▶ **PROMPT**: Return every line below as is, leaving out the pictures.
* START *
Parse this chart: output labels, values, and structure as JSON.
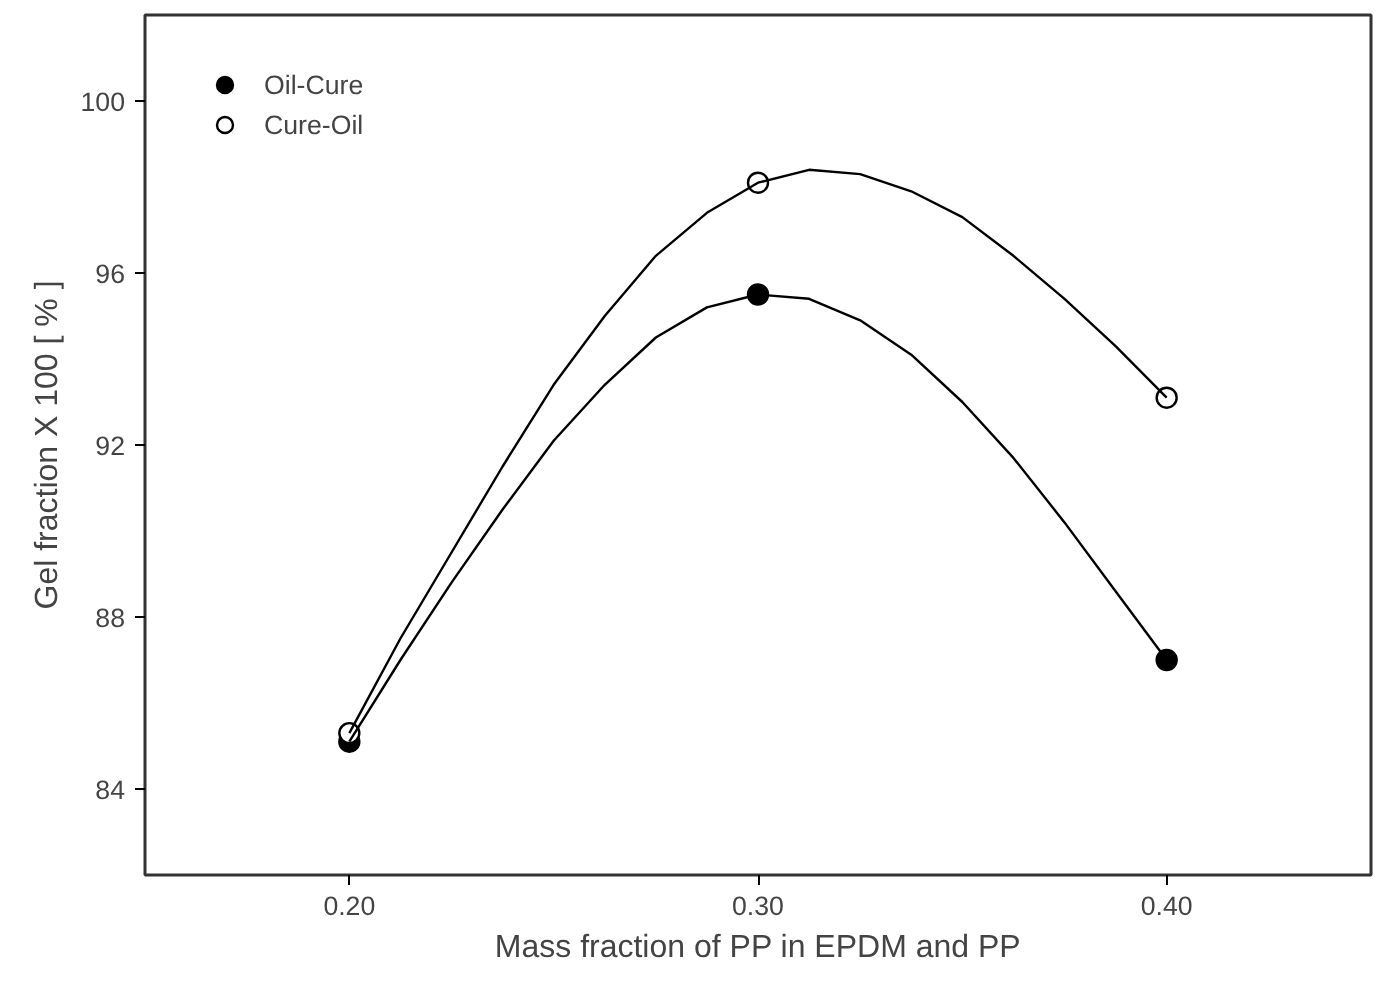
{
  "chart_data": {
    "type": "scatter",
    "xlabel": "Mass fraction of PP in EPDM and PP",
    "ylabel": "Gel fraction X 100 [ % ]",
    "x": [
      0.2,
      0.3,
      0.4
    ],
    "series": [
      {
        "name": "Oil-Cure",
        "color": "#000000",
        "marker": "circle",
        "values": [
          85.1,
          95.5,
          87.0
        ]
      },
      {
        "name": "Cure-Oil",
        "color": "#ffffff",
        "marker": "circle",
        "values": [
          85.3,
          98.1,
          93.1
        ]
      },
      {
        "type": "line",
        "color": "#000000",
        "marker": "none",
        "x": [
          0.2,
          0.2125,
          0.225,
          0.2375,
          0.25,
          0.2625,
          0.275,
          0.2875,
          0.3,
          0.3125,
          0.325,
          0.3375,
          0.35,
          0.3625,
          0.375,
          0.3875,
          0.4
        ],
        "values": [
          85.1,
          87.0,
          88.8,
          90.5,
          92.1,
          93.4,
          94.5,
          95.2,
          95.5,
          95.4,
          94.9,
          94.1,
          93.0,
          91.7,
          90.2,
          88.6,
          87.0
        ]
      },
      {
        "type": "line",
        "color": "#000000",
        "marker": "none",
        "x": [
          0.2,
          0.2125,
          0.225,
          0.2375,
          0.25,
          0.2625,
          0.275,
          0.2875,
          0.3,
          0.3125,
          0.325,
          0.3375,
          0.35,
          0.3625,
          0.375,
          0.3875,
          0.4
        ],
        "values": [
          85.3,
          87.5,
          89.5,
          91.5,
          93.4,
          95.0,
          96.4,
          97.4,
          98.1,
          98.4,
          98.3,
          97.9,
          97.3,
          96.4,
          95.4,
          94.3,
          93.1
        ]
      }
    ],
    "xlim": [
      0.15,
      0.45
    ],
    "ylim": [
      82,
      102
    ],
    "xticks": [
      {
        "value": 0.2,
        "label": "0.20"
      },
      {
        "value": 0.3,
        "label": "0.30"
      },
      {
        "value": 0.4,
        "label": "0.40"
      }
    ],
    "yticks": [
      84,
      88,
      92,
      96,
      100
    ],
    "grid": false,
    "legend": "top left",
    "line_style": "solid"
  }
}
* END *
▶ **THE COMPLETED TASK**:
Parse this chart: output labels, values, and structure as JSON.
{
  "chart_data": {
    "type": "scatter",
    "xlabel": "Mass fraction of PP in EPDM and PP",
    "ylabel": "Gel fraction X 100 [ % ]",
    "x": [
      0.2,
      0.3,
      0.4
    ],
    "series": [
      {
        "name": "Oil-Cure",
        "color": "#000000",
        "marker": "circle",
        "values": [
          85.1,
          95.5,
          87.0
        ]
      },
      {
        "name": "Cure-Oil",
        "color": "#ffffff",
        "marker": "circle",
        "values": [
          85.3,
          98.1,
          93.1
        ]
      },
      {
        "type": "line",
        "color": "#000000",
        "marker": "none",
        "x": [
          0.2,
          0.2125,
          0.225,
          0.2375,
          0.25,
          0.2625,
          0.275,
          0.2875,
          0.3,
          0.3125,
          0.325,
          0.3375,
          0.35,
          0.3625,
          0.375,
          0.3875,
          0.4
        ],
        "values": [
          85.1,
          87.0,
          88.8,
          90.5,
          92.1,
          93.4,
          94.5,
          95.2,
          95.5,
          95.4,
          94.9,
          94.1,
          93.0,
          91.7,
          90.2,
          88.6,
          87.0
        ]
      },
      {
        "type": "line",
        "color": "#000000",
        "marker": "none",
        "x": [
          0.2,
          0.2125,
          0.225,
          0.2375,
          0.25,
          0.2625,
          0.275,
          0.2875,
          0.3,
          0.3125,
          0.325,
          0.3375,
          0.35,
          0.3625,
          0.375,
          0.3875,
          0.4
        ],
        "values": [
          85.3,
          87.5,
          89.5,
          91.5,
          93.4,
          95.0,
          96.4,
          97.4,
          98.1,
          98.4,
          98.3,
          97.9,
          97.3,
          96.4,
          95.4,
          94.3,
          93.1
        ]
      }
    ],
    "xlim": [
      0.15,
      0.45
    ],
    "ylim": [
      82,
      102
    ],
    "xticks": [
      {
        "value": 0.2,
        "label": "0.20"
      },
      {
        "value": 0.3,
        "label": "0.30"
      },
      {
        "value": 0.4,
        "label": "0.40"
      }
    ],
    "yticks": [
      84,
      88,
      92,
      96,
      100
    ],
    "grid": false,
    "legend": "top left",
    "line_style": "solid"
  }
}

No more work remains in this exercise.